→ **Set exercise**
Without the pictures, repeat the listing character for character.

Stored records
>> start
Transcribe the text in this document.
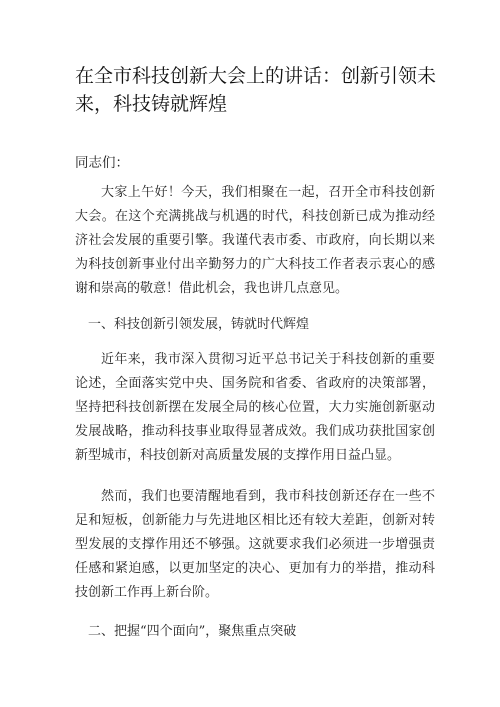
在全市科技创新大会上的讲话：创新引领未来，科技铸就辉煌

同志们：

大家上午好！今天，我们相聚在一起，召开全市科技创新大会。在这个充满挑战与机遇的时代，科技创新已成为推动经济社会发展的重要引擎。我谨代表市委、市政府，向长期以来为科技创新事业付出辛勤努力的广大科技工作者表示衷心的感谢和崇高的敬意！借此机会，我也讲几点意见。

一、科技创新引领发展，铸就时代辉煌

近年来，我市深入贯彻习近平总书记关于科技创新的重要论述，全面落实党中央、国务院和省委、省政府的决策部署，坚持把科技创新摆在发展全局的核心位置，大力实施创新驱动发展战略，推动科技事业取得显著成效。我们成功获批国家创新型城市，科技创新对高质量发展的支撑作用日益凸显。

然而，我们也要清醒地看到，我市科技创新还存在一些不足和短板，创新能力与先进地区相比还有较大差距，创新对转型发展的支撑作用还不够强。这就要求我们必须进一步增强责任感和紧迫感，以更加坚定的决心、更加有力的举措，推动科技创新工作再上新台阶。

二、把握“四个面向”，聚焦重点突破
>> end
→ **Response to the exercise**
Transcribe the text in this document.
在全市科技创新大会上的讲话：创新引领未来，科技铸就辉煌

同志们：

大家上午好！今天，我们相聚在一起，召开全市科技创新大会。在这个充满挑战与机遇的时代，科技创新已成为推动经济社会发展的重要引擎。我谨代表市委、市政府，向长期以来为科技创新事业付出辛勤努力的广大科技工作者表示衷心的感谢和崇高的敬意！借此机会，我也讲几点意见。

一、科技创新引领发展，铸就时代辉煌

近年来，我市深入贯彻习近平总书记关于科技创新的重要论述，全面落实党中央、国务院和省委、省政府的决策部署，坚持把科技创新摆在发展全局的核心位置，大力实施创新驱动发展战略，推动科技事业取得显著成效。我们成功获批国家创新型城市，科技创新对高质量发展的支撑作用日益凸显。

然而，我们也要清醒地看到，我市科技创新还存在一些不足和短板，创新能力与先进地区相比还有较大差距，创新对转型发展的支撑作用还不够强。这就要求我们必须进一步增强责任感和紧迫感，以更加坚定的决心、更加有力的举措，推动科技创新工作再上新台阶。

二、把握“四个面向”，聚焦重点突破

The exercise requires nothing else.